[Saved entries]
========

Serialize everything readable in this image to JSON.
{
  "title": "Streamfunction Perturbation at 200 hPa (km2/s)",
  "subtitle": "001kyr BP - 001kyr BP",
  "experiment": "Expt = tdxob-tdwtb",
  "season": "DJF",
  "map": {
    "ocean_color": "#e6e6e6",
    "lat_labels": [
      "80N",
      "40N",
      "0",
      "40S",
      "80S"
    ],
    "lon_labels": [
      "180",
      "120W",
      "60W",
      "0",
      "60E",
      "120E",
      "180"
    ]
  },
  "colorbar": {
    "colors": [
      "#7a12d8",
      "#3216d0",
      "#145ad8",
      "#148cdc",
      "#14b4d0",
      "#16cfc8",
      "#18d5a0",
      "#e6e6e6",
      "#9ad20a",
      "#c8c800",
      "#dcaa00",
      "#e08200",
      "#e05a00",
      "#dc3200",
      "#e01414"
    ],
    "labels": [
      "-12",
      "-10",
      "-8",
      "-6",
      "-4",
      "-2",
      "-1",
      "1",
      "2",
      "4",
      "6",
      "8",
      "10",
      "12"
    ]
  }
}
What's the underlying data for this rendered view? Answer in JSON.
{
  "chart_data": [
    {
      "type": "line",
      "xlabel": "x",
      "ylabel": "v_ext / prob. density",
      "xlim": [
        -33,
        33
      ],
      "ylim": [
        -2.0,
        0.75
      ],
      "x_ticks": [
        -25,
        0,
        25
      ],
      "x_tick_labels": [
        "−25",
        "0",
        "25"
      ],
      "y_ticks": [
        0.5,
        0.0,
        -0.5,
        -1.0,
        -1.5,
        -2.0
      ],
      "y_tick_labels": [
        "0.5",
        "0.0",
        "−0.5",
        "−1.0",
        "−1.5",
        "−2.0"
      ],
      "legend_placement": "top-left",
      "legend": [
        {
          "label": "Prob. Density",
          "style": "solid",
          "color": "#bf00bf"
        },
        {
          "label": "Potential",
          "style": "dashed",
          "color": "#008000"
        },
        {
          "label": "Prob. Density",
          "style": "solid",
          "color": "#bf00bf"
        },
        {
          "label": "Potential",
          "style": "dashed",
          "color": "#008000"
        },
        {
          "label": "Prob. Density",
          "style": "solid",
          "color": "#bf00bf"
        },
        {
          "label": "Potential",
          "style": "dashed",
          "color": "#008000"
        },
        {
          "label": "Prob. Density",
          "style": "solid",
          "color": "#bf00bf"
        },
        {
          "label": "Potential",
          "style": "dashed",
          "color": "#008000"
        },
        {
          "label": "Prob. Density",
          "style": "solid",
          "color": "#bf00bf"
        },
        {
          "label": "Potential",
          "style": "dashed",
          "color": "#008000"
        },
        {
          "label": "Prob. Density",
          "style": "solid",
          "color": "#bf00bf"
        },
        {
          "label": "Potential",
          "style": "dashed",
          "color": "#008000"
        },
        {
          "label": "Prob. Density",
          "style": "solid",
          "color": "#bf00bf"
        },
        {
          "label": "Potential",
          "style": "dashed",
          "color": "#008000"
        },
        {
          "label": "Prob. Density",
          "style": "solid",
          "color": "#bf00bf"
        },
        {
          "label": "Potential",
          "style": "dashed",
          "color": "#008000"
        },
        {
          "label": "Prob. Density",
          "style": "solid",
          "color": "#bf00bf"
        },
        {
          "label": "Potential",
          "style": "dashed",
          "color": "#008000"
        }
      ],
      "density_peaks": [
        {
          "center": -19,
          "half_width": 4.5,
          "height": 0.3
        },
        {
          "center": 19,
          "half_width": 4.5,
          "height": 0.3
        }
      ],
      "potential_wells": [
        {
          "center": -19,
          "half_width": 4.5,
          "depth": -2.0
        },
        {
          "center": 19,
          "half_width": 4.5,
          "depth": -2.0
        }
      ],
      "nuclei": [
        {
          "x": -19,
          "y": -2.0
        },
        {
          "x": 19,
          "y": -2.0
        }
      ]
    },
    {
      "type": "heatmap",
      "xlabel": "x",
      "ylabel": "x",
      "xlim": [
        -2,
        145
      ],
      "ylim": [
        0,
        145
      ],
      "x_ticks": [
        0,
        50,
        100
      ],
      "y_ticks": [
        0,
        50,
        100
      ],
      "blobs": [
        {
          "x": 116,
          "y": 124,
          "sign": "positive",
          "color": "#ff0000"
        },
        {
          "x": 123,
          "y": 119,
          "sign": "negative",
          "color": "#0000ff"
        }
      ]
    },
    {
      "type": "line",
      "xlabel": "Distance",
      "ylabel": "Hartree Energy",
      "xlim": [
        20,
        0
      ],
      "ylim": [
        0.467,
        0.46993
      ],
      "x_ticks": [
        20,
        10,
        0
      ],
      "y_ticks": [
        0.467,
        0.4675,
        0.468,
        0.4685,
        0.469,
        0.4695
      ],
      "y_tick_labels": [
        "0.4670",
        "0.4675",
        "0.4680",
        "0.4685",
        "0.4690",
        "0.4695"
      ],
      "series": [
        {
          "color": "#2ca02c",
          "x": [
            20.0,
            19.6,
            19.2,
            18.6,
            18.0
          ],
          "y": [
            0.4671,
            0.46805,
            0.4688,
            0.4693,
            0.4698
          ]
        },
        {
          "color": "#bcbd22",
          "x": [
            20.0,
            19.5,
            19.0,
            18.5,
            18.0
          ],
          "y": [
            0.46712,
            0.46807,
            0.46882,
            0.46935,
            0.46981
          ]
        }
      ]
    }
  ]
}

========

Exercise task:
Above are the records; retype them all without a single difference.

The completed task:
Serialize everything readable in this image to JSON.
{
  "title": "Streamfunction Perturbation at 200 hPa (km2/s)",
  "subtitle": "001kyr BP - 001kyr BP",
  "experiment": "Expt = tdxob-tdwtb",
  "season": "DJF",
  "map": {
    "ocean_color": "#e6e6e6",
    "lat_labels": [
      "80N",
      "40N",
      "0",
      "40S",
      "80S"
    ],
    "lon_labels": [
      "180",
      "120W",
      "60W",
      "0",
      "60E",
      "120E",
      "180"
    ]
  },
  "colorbar": {
    "colors": [
      "#7a12d8",
      "#3216d0",
      "#145ad8",
      "#148cdc",
      "#14b4d0",
      "#16cfc8",
      "#18d5a0",
      "#e6e6e6",
      "#9ad20a",
      "#c8c800",
      "#dcaa00",
      "#e08200",
      "#e05a00",
      "#dc3200",
      "#e01414"
    ],
    "labels": [
      "-12",
      "-10",
      "-8",
      "-6",
      "-4",
      "-2",
      "-1",
      "1",
      "2",
      "4",
      "6",
      "8",
      "10",
      "12"
    ]
  }
}
What's the underlying data for this rendered view? Answer in JSON.
{
  "chart_data": [
    {
      "type": "line",
      "xlabel": "x",
      "ylabel": "v_ext / prob. density",
      "xlim": [
        -33,
        33
      ],
      "ylim": [
        -2.0,
        0.75
      ],
      "x_ticks": [
        -25,
        0,
        25
      ],
      "x_tick_labels": [
        "−25",
        "0",
        "25"
      ],
      "y_ticks": [
        0.5,
        0.0,
        -0.5,
        -1.0,
        -1.5,
        -2.0
      ],
      "y_tick_labels": [
        "0.5",
        "0.0",
        "−0.5",
        "−1.0",
        "−1.5",
        "−2.0"
      ],
      "legend_placement": "top-left",
      "legend": [
        {
          "label": "Prob. Density",
          "style": "solid",
          "color": "#bf00bf"
        },
        {
          "label": "Potential",
          "style": "dashed",
          "color": "#008000"
        },
        {
          "label": "Prob. Density",
          "style": "solid",
          "color": "#bf00bf"
        },
        {
          "label": "Potential",
          "style": "dashed",
          "color": "#008000"
        },
        {
          "label": "Prob. Density",
          "style": "solid",
          "color": "#bf00bf"
        },
        {
          "label": "Potential",
          "style": "dashed",
          "color": "#008000"
        },
        {
          "label": "Prob. Density",
          "style": "solid",
          "color": "#bf00bf"
        },
        {
          "label": "Potential",
          "style": "dashed",
          "color": "#008000"
        },
        {
          "label": "Prob. Density",
          "style": "solid",
          "color": "#bf00bf"
        },
        {
          "label": "Potential",
          "style": "dashed",
          "color": "#008000"
        },
        {
          "label": "Prob. Density",
          "style": "solid",
          "color": "#bf00bf"
        },
        {
          "label": "Potential",
          "style": "dashed",
          "color": "#008000"
        },
        {
          "label": "Prob. Density",
          "style": "solid",
          "color": "#bf00bf"
        },
        {
          "label": "Potential",
          "style": "dashed",
          "color": "#008000"
        },
        {
          "label": "Prob. Density",
          "style": "solid",
          "color": "#bf00bf"
        },
        {
          "label": "Potential",
          "style": "dashed",
          "color": "#008000"
        },
        {
          "label": "Prob. Density",
          "style": "solid",
          "color": "#bf00bf"
        },
        {
          "label": "Potential",
          "style": "dashed",
          "color": "#008000"
        }
      ],
      "density_peaks": [
        {
          "center": -19,
          "half_width": 4.5,
          "height": 0.3
        },
        {
          "center": 19,
          "half_width": 4.5,
          "height": 0.3
        }
      ],
      "potential_wells": [
        {
          "center": -19,
          "half_width": 4.5,
          "depth": -2.0
        },
        {
          "center": 19,
          "half_width": 4.5,
          "depth": -2.0
        }
      ],
      "nuclei": [
        {
          "x": -19,
          "y": -2.0
        },
        {
          "x": 19,
          "y": -2.0
        }
      ]
    },
    {
      "type": "heatmap",
      "xlabel": "x",
      "ylabel": "x",
      "xlim": [
        -2,
        145
      ],
      "ylim": [
        0,
        145
      ],
      "x_ticks": [
        0,
        50,
        100
      ],
      "y_ticks": [
        0,
        50,
        100
      ],
      "blobs": [
        {
          "x": 116,
          "y": 124,
          "sign": "positive",
          "color": "#ff0000"
        },
        {
          "x": 123,
          "y": 119,
          "sign": "negative",
          "color": "#0000ff"
        }
      ]
    },
    {
      "type": "line",
      "xlabel": "Distance",
      "ylabel": "Hartree Energy",
      "xlim": [
        20,
        0
      ],
      "ylim": [
        0.467,
        0.46993
      ],
      "x_ticks": [
        20,
        10,
        0
      ],
      "y_ticks": [
        0.467,
        0.4675,
        0.468,
        0.4685,
        0.469,
        0.4695
      ],
      "y_tick_labels": [
        "0.4670",
        "0.4675",
        "0.4680",
        "0.4685",
        "0.4690",
        "0.4695"
      ],
      "series": [
        {
          "color": "#2ca02c",
          "x": [
            20.0,
            19.6,
            19.2,
            18.6,
            18.0
          ],
          "y": [
            0.4671,
            0.46805,
            0.4688,
            0.4693,
            0.4698
          ]
        },
        {
          "color": "#bcbd22",
          "x": [
            20.0,
            19.5,
            19.0,
            18.5,
            18.0
          ],
          "y": [
            0.46712,
            0.46807,
            0.46882,
            0.46935,
            0.46981
          ]
        }
      ]
    }
  ]
}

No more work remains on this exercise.